• Aim
Restate, word for word, all of the material shown below.

++++ Input rows

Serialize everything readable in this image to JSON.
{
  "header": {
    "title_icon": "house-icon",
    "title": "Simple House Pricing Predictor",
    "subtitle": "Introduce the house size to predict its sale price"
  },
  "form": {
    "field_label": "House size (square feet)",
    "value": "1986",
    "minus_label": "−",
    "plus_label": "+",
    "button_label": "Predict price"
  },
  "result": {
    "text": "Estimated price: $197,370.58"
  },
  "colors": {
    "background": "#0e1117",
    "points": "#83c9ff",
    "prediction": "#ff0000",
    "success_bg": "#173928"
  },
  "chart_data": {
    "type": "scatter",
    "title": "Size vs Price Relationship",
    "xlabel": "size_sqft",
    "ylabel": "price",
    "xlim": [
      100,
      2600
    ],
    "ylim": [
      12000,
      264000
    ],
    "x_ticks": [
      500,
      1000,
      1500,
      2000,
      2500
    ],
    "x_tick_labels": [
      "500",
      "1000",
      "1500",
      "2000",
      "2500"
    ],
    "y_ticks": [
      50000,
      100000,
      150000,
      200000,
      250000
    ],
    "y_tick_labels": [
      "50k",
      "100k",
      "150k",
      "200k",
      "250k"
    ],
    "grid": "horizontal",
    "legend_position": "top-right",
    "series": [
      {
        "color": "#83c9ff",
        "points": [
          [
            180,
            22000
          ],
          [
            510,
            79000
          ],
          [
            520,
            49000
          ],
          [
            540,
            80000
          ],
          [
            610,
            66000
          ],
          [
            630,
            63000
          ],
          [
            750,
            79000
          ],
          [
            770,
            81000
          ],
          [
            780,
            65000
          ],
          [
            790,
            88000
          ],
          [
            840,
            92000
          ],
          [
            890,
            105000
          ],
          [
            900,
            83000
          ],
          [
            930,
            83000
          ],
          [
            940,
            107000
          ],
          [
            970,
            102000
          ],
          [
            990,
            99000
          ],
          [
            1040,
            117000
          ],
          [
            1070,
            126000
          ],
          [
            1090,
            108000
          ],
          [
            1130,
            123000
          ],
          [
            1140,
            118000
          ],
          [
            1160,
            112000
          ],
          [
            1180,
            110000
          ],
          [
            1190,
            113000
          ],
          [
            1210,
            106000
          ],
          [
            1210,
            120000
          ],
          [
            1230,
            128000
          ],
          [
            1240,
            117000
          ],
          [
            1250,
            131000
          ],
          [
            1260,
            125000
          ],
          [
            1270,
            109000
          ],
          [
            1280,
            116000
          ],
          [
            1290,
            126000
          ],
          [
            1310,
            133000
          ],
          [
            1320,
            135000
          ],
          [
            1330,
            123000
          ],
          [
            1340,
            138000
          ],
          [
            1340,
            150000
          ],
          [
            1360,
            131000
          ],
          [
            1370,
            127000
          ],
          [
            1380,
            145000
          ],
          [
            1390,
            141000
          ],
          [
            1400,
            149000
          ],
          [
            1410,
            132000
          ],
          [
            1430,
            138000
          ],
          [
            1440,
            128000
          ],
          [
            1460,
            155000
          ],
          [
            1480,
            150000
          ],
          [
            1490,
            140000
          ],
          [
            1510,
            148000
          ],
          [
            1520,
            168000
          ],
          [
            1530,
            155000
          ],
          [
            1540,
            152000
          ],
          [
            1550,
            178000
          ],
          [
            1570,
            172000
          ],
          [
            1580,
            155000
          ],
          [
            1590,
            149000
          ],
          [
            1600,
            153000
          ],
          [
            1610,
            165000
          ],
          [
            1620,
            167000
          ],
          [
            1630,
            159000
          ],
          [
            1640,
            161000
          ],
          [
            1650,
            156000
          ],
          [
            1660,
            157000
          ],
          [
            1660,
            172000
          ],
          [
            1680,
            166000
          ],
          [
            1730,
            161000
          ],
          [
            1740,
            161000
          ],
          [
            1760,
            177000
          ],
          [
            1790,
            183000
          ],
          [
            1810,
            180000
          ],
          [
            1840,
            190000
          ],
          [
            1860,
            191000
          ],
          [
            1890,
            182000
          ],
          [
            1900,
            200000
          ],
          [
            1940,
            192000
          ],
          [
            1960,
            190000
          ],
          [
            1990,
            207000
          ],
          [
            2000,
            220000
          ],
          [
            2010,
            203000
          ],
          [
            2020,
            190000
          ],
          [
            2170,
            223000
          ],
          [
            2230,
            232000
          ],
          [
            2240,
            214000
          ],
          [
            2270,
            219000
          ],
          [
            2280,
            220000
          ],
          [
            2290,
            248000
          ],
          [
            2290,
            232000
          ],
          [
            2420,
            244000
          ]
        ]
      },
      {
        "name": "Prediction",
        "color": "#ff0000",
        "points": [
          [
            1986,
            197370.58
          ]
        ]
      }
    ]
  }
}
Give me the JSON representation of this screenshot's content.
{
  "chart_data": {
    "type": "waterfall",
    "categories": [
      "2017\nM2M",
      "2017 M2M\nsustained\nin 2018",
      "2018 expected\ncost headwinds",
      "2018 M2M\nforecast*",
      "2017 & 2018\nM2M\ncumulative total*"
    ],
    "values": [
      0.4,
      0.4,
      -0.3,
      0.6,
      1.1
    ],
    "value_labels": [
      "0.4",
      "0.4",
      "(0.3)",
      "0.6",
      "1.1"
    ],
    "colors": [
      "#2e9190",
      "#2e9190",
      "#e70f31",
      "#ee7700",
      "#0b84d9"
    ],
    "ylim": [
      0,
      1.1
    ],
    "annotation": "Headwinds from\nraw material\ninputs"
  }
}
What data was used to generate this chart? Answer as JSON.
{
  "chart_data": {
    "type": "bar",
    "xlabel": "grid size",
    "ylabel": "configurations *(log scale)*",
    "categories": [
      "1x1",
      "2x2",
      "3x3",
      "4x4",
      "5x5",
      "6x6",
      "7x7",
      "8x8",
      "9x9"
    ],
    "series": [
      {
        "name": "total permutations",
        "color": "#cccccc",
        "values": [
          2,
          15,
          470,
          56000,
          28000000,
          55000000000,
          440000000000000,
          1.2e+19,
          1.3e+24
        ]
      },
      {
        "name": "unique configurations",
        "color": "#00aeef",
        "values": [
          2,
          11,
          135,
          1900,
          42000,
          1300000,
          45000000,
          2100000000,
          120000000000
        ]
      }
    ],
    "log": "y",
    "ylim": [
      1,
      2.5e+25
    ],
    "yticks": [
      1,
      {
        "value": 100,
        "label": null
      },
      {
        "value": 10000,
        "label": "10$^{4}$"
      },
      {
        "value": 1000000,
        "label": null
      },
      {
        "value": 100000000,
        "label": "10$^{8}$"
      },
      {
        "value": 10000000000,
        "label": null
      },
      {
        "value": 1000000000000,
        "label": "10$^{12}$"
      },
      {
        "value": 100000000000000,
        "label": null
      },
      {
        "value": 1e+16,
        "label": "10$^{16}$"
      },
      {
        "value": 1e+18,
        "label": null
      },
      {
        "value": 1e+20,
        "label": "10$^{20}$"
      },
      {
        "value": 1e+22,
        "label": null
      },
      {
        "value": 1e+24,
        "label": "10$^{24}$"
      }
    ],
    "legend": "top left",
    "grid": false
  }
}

++++++++

• Task response
Serialize everything readable in this image to JSON.
{
  "header": {
    "title_icon": "house-icon",
    "title": "Simple House Pricing Predictor",
    "subtitle": "Introduce the house size to predict its sale price"
  },
  "form": {
    "field_label": "House size (square feet)",
    "value": "1986",
    "minus_label": "−",
    "plus_label": "+",
    "button_label": "Predict price"
  },
  "result": {
    "text": "Estimated price: $197,370.58"
  },
  "colors": {
    "background": "#0e1117",
    "points": "#83c9ff",
    "prediction": "#ff0000",
    "success_bg": "#173928"
  },
  "chart_data": {
    "type": "scatter",
    "title": "Size vs Price Relationship",
    "xlabel": "size_sqft",
    "ylabel": "price",
    "xlim": [
      100,
      2600
    ],
    "ylim": [
      12000,
      264000
    ],
    "x_ticks": [
      500,
      1000,
      1500,
      2000,
      2500
    ],
    "x_tick_labels": [
      "500",
      "1000",
      "1500",
      "2000",
      "2500"
    ],
    "y_ticks": [
      50000,
      100000,
      150000,
      200000,
      250000
    ],
    "y_tick_labels": [
      "50k",
      "100k",
      "150k",
      "200k",
      "250k"
    ],
    "grid": "horizontal",
    "legend_position": "top-right",
    "series": [
      {
        "color": "#83c9ff",
        "points": [
          [
            180,
            22000
          ],
          [
            510,
            79000
          ],
          [
            520,
            49000
          ],
          [
            540,
            80000
          ],
          [
            610,
            66000
          ],
          [
            630,
            63000
          ],
          [
            750,
            79000
          ],
          [
            770,
            81000
          ],
          [
            780,
            65000
          ],
          [
            790,
            88000
          ],
          [
            840,
            92000
          ],
          [
            890,
            105000
          ],
          [
            900,
            83000
          ],
          [
            930,
            83000
          ],
          [
            940,
            107000
          ],
          [
            970,
            102000
          ],
          [
            990,
            99000
          ],
          [
            1040,
            117000
          ],
          [
            1070,
            126000
          ],
          [
            1090,
            108000
          ],
          [
            1130,
            123000
          ],
          [
            1140,
            118000
          ],
          [
            1160,
            112000
          ],
          [
            1180,
            110000
          ],
          [
            1190,
            113000
          ],
          [
            1210,
            106000
          ],
          [
            1210,
            120000
          ],
          [
            1230,
            128000
          ],
          [
            1240,
            117000
          ],
          [
            1250,
            131000
          ],
          [
            1260,
            125000
          ],
          [
            1270,
            109000
          ],
          [
            1280,
            116000
          ],
          [
            1290,
            126000
          ],
          [
            1310,
            133000
          ],
          [
            1320,
            135000
          ],
          [
            1330,
            123000
          ],
          [
            1340,
            138000
          ],
          [
            1340,
            150000
          ],
          [
            1360,
            131000
          ],
          [
            1370,
            127000
          ],
          [
            1380,
            145000
          ],
          [
            1390,
            141000
          ],
          [
            1400,
            149000
          ],
          [
            1410,
            132000
          ],
          [
            1430,
            138000
          ],
          [
            1440,
            128000
          ],
          [
            1460,
            155000
          ],
          [
            1480,
            150000
          ],
          [
            1490,
            140000
          ],
          [
            1510,
            148000
          ],
          [
            1520,
            168000
          ],
          [
            1530,
            155000
          ],
          [
            1540,
            152000
          ],
          [
            1550,
            178000
          ],
          [
            1570,
            172000
          ],
          [
            1580,
            155000
          ],
          [
            1590,
            149000
          ],
          [
            1600,
            153000
          ],
          [
            1610,
            165000
          ],
          [
            1620,
            167000
          ],
          [
            1630,
            159000
          ],
          [
            1640,
            161000
          ],
          [
            1650,
            156000
          ],
          [
            1660,
            157000
          ],
          [
            1660,
            172000
          ],
          [
            1680,
            166000
          ],
          [
            1730,
            161000
          ],
          [
            1740,
            161000
          ],
          [
            1760,
            177000
          ],
          [
            1790,
            183000
          ],
          [
            1810,
            180000
          ],
          [
            1840,
            190000
          ],
          [
            1860,
            191000
          ],
          [
            1890,
            182000
          ],
          [
            1900,
            200000
          ],
          [
            1940,
            192000
          ],
          [
            1960,
            190000
          ],
          [
            1990,
            207000
          ],
          [
            2000,
            220000
          ],
          [
            2010,
            203000
          ],
          [
            2020,
            190000
          ],
          [
            2170,
            223000
          ],
          [
            2230,
            232000
          ],
          [
            2240,
            214000
          ],
          [
            2270,
            219000
          ],
          [
            2280,
            220000
          ],
          [
            2290,
            248000
          ],
          [
            2290,
            232000
          ],
          [
            2420,
            244000
          ]
        ]
      },
      {
        "name": "Prediction",
        "color": "#ff0000",
        "points": [
          [
            1986,
            197370.58
          ]
        ]
      }
    ]
  }
}
Give me the JSON representation of this screenshot's content.
{
  "chart_data": {
    "type": "waterfall",
    "categories": [
      "2017\nM2M",
      "2017 M2M\nsustained\nin 2018",
      "2018 expected\ncost headwinds",
      "2018 M2M\nforecast*",
      "2017 & 2018\nM2M\ncumulative total*"
    ],
    "values": [
      0.4,
      0.4,
      -0.3,
      0.6,
      1.1
    ],
    "value_labels": [
      "0.4",
      "0.4",
      "(0.3)",
      "0.6",
      "1.1"
    ],
    "colors": [
      "#2e9190",
      "#2e9190",
      "#e70f31",
      "#ee7700",
      "#0b84d9"
    ],
    "ylim": [
      0,
      1.1
    ],
    "annotation": "Headwinds from\nraw material\ninputs"
  }
}
What data was used to generate this chart? Answer as JSON.
{
  "chart_data": {
    "type": "bar",
    "xlabel": "grid size",
    "ylabel": "configurations *(log scale)*",
    "categories": [
      "1x1",
      "2x2",
      "3x3",
      "4x4",
      "5x5",
      "6x6",
      "7x7",
      "8x8",
      "9x9"
    ],
    "series": [
      {
        "name": "total permutations",
        "color": "#cccccc",
        "values": [
          2,
          15,
          470,
          56000,
          28000000,
          55000000000,
          440000000000000,
          1.2e+19,
          1.3e+24
        ]
      },
      {
        "name": "unique configurations",
        "color": "#00aeef",
        "values": [
          2,
          11,
          135,
          1900,
          42000,
          1300000,
          45000000,
          2100000000,
          120000000000
        ]
      }
    ],
    "log": "y",
    "ylim": [
      1,
      2.5e+25
    ],
    "yticks": [
      1,
      {
        "value": 100,
        "label": null
      },
      {
        "value": 10000,
        "label": "10$^{4}$"
      },
      {
        "value": 1000000,
        "label": null
      },
      {
        "value": 100000000,
        "label": "10$^{8}$"
      },
      {
        "value": 10000000000,
        "label": null
      },
      {
        "value": 1000000000000,
        "label": "10$^{12}$"
      },
      {
        "value": 100000000000000,
        "label": null
      },
      {
        "value": 1e+16,
        "label": "10$^{16}$"
      },
      {
        "value": 1e+18,
        "label": null
      },
      {
        "value": 1e+20,
        "label": "10$^{20}$"
      },
      {
        "value": 1e+22,
        "label": null
      },
      {
        "value": 1e+24,
        "label": "10$^{24}$"
      }
    ],
    "legend": "top left",
    "grid": false
  }
}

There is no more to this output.